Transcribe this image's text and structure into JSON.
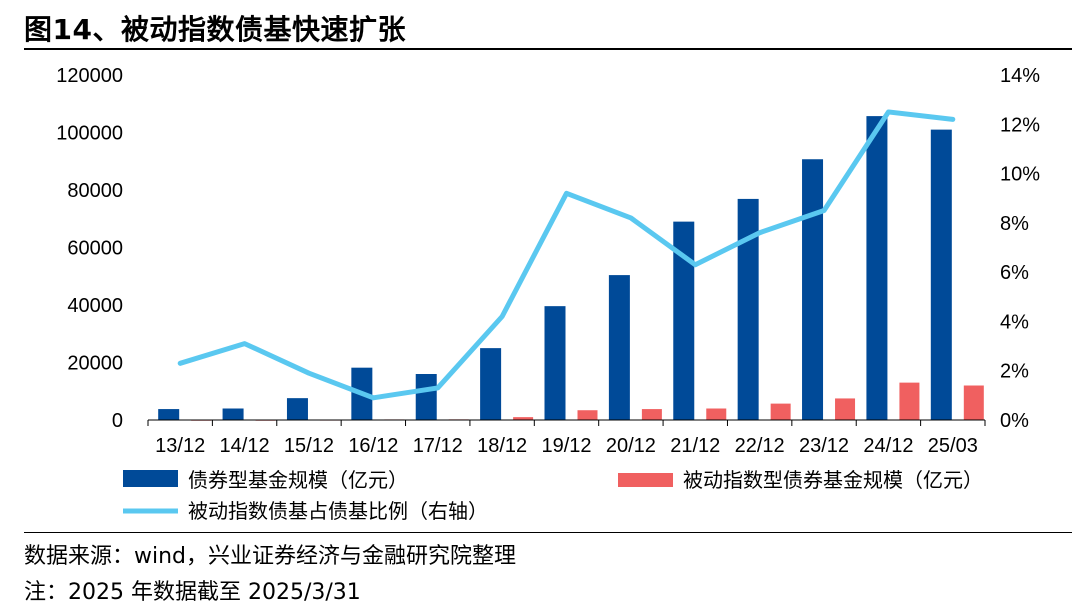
{
  "title": "图14、被动指数债基快速扩张",
  "source_text": "数据来源：wind，兴业证券经济与金融研究院整理",
  "note_text": "注：2025 年数据截至 2025/3/31",
  "colors": {
    "bond_fund": "#004a98",
    "passive_index_fund": "#f06060",
    "ratio_line": "#5ac8f0"
  },
  "chart_data": {
    "type": "bar",
    "categories": [
      "13/12",
      "14/12",
      "15/12",
      "16/12",
      "17/12",
      "18/12",
      "19/12",
      "20/12",
      "21/12",
      "22/12",
      "23/12",
      "24/12",
      "25/03"
    ],
    "left_axis": {
      "ylim": [
        0,
        120000
      ],
      "ticks": [
        "0",
        "20000",
        "40000",
        "60000",
        "80000",
        "100000",
        "120000"
      ]
    },
    "right_axis": {
      "ylim": [
        0,
        14
      ],
      "ticks": [
        "0%",
        "2%",
        "4%",
        "6%",
        "8%",
        "10%",
        "12%",
        "14%"
      ]
    },
    "series": [
      {
        "name": "债券型基金规模（亿元）",
        "type": "bar",
        "axis": "left",
        "values": [
          3800,
          4000,
          7600,
          18200,
          16000,
          25000,
          39600,
          50400,
          69000,
          76900,
          90700,
          105700,
          101000
        ]
      },
      {
        "name": "被动指数型债券基金规模（亿元）",
        "type": "bar",
        "axis": "left",
        "values": [
          100,
          100,
          150,
          200,
          220,
          1000,
          3400,
          3800,
          4000,
          5700,
          7500,
          13000,
          12000
        ]
      },
      {
        "name": "被动指数债基占债基比例（右轴）",
        "type": "line",
        "axis": "right",
        "values": [
          2.3,
          3.1,
          1.9,
          0.9,
          1.3,
          4.2,
          9.2,
          8.2,
          6.3,
          7.6,
          8.5,
          12.5,
          12.2
        ]
      }
    ],
    "legend_placement": "bottom",
    "grid": false
  }
}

* Task statement:
Copy each line in the data that holds the word "name".

* Result:
        "name": "债券型基金规模（亿元）",
        "name": "被动指数型债券基金规模（亿元）",
        "name": "被动指数债基占债基比例（右轴）",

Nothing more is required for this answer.